WHAT TO DO
Rewrite the records from the first line through the line containing "table-cell: 0.90 [486, 367, 523, 391]", swapping every "ha-value" for "hectare-value" and leaving everything else unchanged.

------------------------------

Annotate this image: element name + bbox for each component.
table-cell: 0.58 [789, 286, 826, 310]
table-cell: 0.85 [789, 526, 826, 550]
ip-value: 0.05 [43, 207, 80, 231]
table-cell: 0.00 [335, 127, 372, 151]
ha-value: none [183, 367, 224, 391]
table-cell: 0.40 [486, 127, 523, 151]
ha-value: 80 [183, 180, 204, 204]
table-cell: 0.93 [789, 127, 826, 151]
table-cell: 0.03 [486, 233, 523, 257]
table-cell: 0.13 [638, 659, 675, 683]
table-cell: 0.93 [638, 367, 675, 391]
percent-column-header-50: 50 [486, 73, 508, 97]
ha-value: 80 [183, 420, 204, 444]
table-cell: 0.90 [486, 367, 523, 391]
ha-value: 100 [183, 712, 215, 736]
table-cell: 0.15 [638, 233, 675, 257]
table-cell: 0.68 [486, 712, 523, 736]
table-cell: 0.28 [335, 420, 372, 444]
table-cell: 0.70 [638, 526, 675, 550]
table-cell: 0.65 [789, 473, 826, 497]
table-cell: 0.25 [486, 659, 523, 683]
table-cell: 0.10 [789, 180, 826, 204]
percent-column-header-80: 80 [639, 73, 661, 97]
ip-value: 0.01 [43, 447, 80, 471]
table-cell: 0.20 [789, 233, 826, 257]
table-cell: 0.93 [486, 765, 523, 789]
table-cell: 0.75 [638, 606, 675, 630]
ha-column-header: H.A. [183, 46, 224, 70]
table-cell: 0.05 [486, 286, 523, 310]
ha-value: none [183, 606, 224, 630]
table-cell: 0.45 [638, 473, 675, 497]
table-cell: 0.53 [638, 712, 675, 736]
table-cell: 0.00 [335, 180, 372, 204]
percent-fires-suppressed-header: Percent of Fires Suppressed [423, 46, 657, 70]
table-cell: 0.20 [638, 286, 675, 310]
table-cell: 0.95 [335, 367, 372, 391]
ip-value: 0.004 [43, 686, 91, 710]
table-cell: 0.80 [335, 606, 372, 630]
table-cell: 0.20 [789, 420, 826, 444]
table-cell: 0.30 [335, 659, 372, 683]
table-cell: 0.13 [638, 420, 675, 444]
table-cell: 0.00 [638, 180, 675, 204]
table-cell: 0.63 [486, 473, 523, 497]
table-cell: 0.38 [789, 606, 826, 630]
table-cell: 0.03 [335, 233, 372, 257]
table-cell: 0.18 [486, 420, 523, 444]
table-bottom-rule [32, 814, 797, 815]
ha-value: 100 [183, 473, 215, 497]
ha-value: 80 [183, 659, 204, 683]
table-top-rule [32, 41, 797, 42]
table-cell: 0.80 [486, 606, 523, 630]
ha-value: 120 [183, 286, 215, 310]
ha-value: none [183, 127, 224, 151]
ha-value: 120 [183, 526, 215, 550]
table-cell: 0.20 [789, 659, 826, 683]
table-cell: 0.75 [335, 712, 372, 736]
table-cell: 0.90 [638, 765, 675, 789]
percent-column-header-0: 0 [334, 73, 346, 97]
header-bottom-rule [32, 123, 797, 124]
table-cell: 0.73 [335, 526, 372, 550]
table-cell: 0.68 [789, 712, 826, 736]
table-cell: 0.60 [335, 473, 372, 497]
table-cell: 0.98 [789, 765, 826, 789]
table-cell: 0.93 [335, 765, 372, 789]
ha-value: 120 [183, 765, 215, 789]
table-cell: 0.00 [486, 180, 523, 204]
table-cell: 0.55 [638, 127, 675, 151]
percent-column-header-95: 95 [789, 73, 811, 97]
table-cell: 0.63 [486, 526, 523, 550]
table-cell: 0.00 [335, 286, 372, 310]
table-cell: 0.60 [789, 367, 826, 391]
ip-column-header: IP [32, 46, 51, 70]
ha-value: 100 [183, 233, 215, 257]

------------------------------

CORRECT OUTPUT
Annotate this image: element name + bbox for each component.
table-cell: 0.58 [789, 286, 826, 310]
table-cell: 0.85 [789, 526, 826, 550]
ip-value: 0.05 [43, 207, 80, 231]
table-cell: 0.00 [335, 127, 372, 151]
hectare-value: none [183, 367, 224, 391]
table-cell: 0.40 [486, 127, 523, 151]
hectare-value: 80 [183, 180, 204, 204]
table-cell: 0.93 [789, 127, 826, 151]
table-cell: 0.03 [486, 233, 523, 257]
table-cell: 0.13 [638, 659, 675, 683]
table-cell: 0.93 [638, 367, 675, 391]
percent-column-header-50: 50 [486, 73, 508, 97]
hectare-value: 80 [183, 420, 204, 444]
table-cell: 0.90 [486, 367, 523, 391]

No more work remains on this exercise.